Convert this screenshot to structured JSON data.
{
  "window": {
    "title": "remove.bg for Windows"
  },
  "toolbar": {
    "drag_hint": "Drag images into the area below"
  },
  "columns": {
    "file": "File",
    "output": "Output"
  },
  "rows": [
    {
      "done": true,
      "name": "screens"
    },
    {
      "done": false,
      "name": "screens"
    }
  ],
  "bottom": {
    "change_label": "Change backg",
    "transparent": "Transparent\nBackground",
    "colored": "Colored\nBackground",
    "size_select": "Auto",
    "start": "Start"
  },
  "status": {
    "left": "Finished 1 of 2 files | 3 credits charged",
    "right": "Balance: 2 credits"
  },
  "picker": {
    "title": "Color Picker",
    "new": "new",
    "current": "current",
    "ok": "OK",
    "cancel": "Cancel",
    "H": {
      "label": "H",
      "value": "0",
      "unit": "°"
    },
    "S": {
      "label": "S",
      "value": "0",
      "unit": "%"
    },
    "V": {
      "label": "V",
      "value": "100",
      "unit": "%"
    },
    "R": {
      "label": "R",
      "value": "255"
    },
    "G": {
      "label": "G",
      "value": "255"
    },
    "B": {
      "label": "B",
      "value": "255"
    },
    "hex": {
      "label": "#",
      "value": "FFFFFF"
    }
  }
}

## Stated goal
Write out the material exactly as given.

## Response for this exercise
Convert this screenshot to structured JSON data.
{
  "window": {
    "title": "remove.bg for Windows"
  },
  "toolbar": {
    "drag_hint": "Drag images into the area below"
  },
  "columns": {
    "file": "File",
    "output": "Output"
  },
  "rows": [
    {
      "done": true,
      "name": "screens"
    },
    {
      "done": false,
      "name": "screens"
    }
  ],
  "bottom": {
    "change_label": "Change backg",
    "transparent": "Transparent\nBackground",
    "colored": "Colored\nBackground",
    "size_select": "Auto",
    "start": "Start"
  },
  "status": {
    "left": "Finished 1 of 2 files | 3 credits charged",
    "right": "Balance: 2 credits"
  },
  "picker": {
    "title": "Color Picker",
    "new": "new",
    "current": "current",
    "ok": "OK",
    "cancel": "Cancel",
    "H": {
      "label": "H",
      "value": "0",
      "unit": "°"
    },
    "S": {
      "label": "S",
      "value": "0",
      "unit": "%"
    },
    "V": {
      "label": "V",
      "value": "100",
      "unit": "%"
    },
    "R": {
      "label": "R",
      "value": "255"
    },
    "G": {
      "label": "G",
      "value": "255"
    },
    "B": {
      "label": "B",
      "value": "255"
    },
    "hex": {
      "label": "#",
      "value": "FFFFFF"
    }
  }
}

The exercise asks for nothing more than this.